Given task: Which lines hold the word "puuttuu"? Show each of them.

** BEGIN **

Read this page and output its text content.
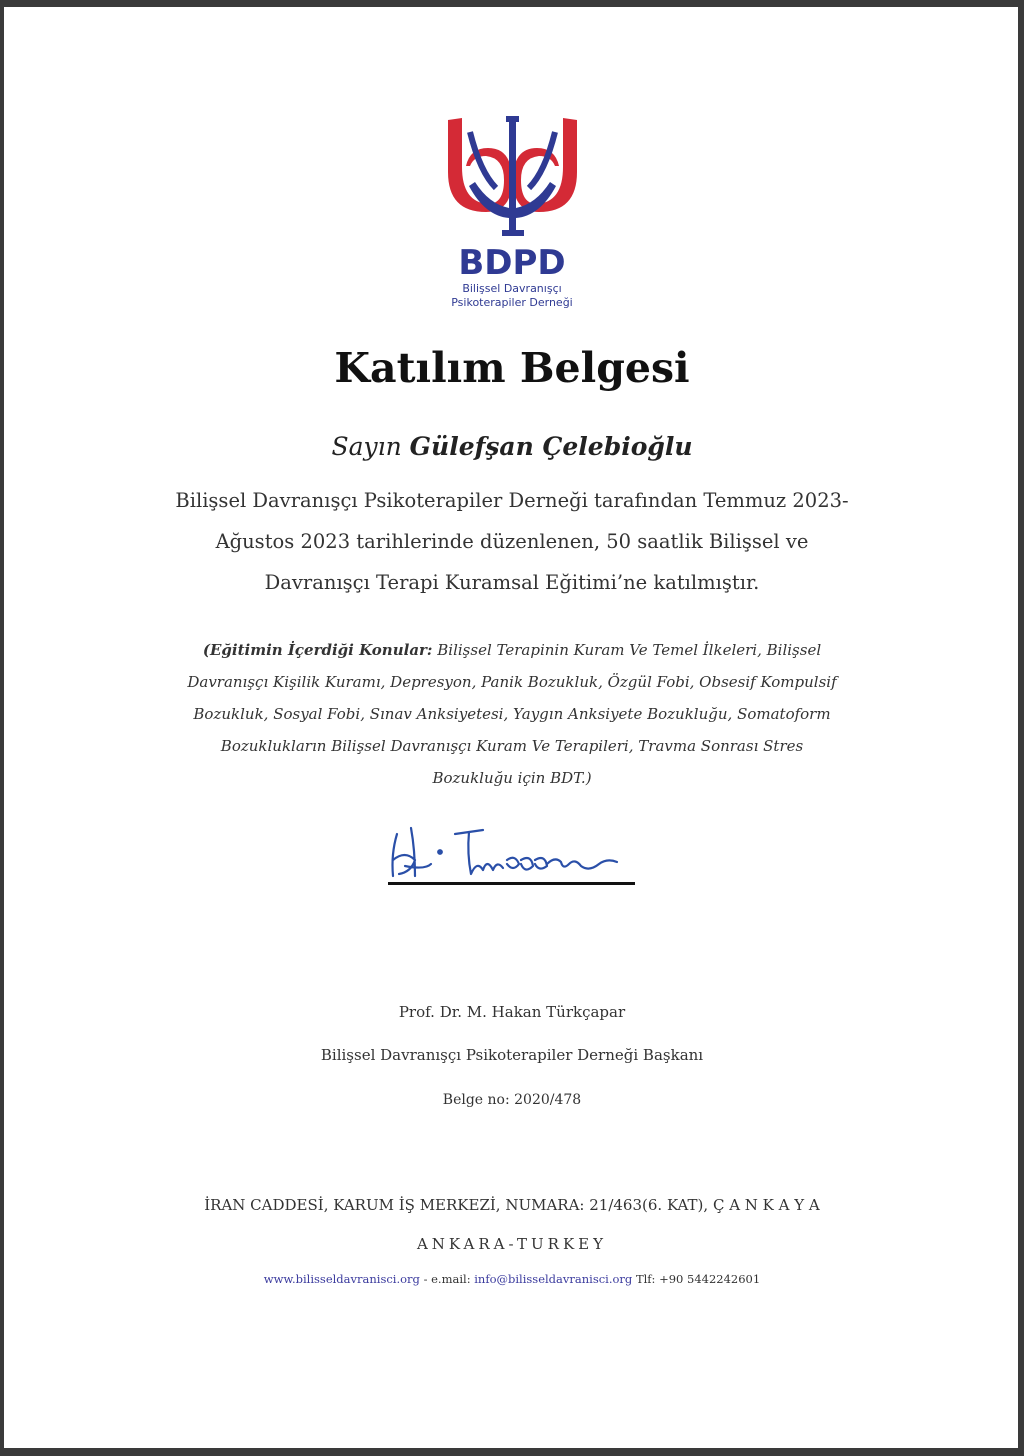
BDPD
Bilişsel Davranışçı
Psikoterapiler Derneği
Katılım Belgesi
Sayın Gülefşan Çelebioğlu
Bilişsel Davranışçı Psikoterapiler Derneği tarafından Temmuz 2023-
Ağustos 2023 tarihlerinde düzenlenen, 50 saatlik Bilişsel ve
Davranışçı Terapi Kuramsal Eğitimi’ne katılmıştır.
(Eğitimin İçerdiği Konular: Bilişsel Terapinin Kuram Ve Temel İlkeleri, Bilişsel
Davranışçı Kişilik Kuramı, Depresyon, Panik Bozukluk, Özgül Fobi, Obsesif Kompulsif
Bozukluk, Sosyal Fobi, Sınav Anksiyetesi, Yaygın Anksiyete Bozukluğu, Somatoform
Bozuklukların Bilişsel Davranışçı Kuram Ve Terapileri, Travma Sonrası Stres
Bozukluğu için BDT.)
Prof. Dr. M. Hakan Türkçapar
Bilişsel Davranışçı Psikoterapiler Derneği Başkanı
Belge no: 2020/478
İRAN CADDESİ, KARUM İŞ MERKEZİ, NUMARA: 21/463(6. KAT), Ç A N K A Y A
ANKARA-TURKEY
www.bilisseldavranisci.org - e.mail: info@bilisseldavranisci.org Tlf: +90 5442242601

** END **
** BEGIN **

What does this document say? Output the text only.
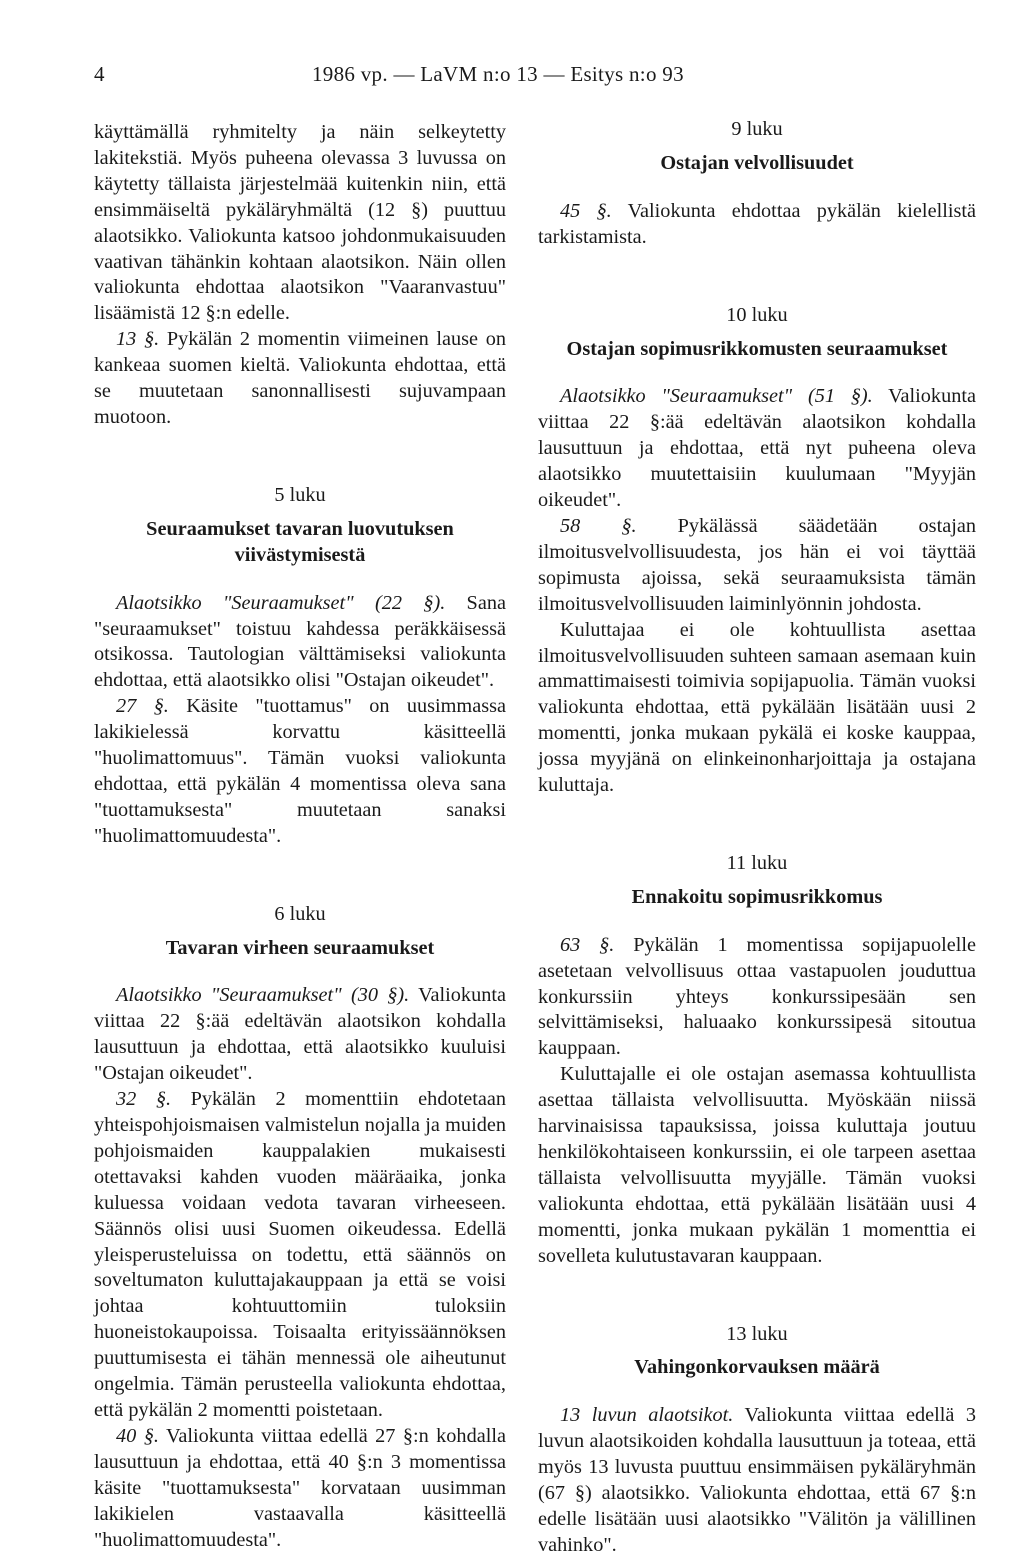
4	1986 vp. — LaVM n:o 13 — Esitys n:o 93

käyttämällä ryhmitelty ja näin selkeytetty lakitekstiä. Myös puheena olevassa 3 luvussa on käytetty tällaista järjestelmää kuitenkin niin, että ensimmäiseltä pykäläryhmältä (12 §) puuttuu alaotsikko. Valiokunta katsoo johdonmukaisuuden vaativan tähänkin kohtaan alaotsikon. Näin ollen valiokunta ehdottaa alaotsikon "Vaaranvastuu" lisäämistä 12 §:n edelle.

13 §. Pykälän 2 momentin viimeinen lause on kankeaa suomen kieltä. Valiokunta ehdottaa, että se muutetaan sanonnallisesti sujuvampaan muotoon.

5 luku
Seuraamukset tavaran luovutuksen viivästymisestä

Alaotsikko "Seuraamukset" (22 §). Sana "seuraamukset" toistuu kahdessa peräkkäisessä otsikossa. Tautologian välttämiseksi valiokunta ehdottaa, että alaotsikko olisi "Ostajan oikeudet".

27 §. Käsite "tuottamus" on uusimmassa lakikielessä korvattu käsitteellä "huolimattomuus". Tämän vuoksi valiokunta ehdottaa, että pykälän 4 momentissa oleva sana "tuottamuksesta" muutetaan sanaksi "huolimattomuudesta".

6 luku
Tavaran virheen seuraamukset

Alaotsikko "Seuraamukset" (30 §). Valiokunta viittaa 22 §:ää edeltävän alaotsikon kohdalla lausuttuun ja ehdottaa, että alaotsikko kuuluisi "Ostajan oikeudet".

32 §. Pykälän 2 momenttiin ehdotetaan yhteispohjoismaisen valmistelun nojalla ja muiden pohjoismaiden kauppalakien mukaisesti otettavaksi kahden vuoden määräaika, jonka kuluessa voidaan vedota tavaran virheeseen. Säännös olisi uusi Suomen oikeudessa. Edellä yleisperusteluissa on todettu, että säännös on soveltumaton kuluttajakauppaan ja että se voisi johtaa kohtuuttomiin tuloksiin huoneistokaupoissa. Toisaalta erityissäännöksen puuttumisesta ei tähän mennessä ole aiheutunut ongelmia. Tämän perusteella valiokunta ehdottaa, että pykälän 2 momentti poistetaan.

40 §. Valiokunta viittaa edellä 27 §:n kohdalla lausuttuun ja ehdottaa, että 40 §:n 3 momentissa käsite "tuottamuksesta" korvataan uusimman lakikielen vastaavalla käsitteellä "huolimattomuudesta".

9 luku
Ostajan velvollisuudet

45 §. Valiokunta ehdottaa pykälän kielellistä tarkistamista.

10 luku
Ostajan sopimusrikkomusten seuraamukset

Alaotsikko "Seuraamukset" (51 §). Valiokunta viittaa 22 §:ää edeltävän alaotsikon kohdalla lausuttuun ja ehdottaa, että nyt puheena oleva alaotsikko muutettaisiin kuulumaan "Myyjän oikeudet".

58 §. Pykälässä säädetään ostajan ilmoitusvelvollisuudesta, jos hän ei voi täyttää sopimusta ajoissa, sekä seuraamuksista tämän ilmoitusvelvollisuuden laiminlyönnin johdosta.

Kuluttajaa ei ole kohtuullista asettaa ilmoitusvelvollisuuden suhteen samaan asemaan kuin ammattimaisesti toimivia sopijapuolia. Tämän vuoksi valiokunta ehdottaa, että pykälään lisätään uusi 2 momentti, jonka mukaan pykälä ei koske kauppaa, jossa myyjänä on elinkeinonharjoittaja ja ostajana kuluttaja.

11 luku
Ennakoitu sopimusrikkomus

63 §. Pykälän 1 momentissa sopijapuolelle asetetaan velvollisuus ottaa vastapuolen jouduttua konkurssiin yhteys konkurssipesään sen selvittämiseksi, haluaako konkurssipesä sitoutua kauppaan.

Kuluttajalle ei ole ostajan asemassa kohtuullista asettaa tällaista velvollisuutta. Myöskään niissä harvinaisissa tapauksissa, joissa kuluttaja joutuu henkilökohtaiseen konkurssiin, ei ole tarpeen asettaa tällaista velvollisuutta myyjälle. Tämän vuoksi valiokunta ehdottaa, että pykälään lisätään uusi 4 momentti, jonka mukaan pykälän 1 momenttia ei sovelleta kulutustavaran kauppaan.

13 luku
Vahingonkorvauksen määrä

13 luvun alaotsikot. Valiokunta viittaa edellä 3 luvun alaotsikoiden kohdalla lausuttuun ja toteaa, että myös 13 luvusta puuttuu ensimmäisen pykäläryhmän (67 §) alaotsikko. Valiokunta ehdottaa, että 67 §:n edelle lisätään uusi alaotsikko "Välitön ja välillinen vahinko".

** END **

Full output:
käyttämällä ryhmitelty ja näin selkeytetty lakitekstiä. Myös puheena olevassa 3 luvussa on käytetty tällaista järjestelmää kuitenkin niin, että ensimmäiseltä pykäläryhmältä (12 §) puuttuu alaotsikko. Valiokunta katsoo johdonmukaisuuden vaativan tähänkin kohtaan alaotsikon. Näin ollen valiokunta ehdottaa alaotsikon "Vaaranvastuu" lisäämistä 12 §:n edelle.
13 luvun alaotsikot. Valiokunta viittaa edellä 3 luvun alaotsikoiden kohdalla lausuttuun ja toteaa, että myös 13 luvusta puuttuu ensimmäisen pykäläryhmän (67 §) alaotsikko. Valiokunta ehdottaa, että 67 §:n edelle lisätään uusi alaotsikko "Välitön ja välillinen vahinko".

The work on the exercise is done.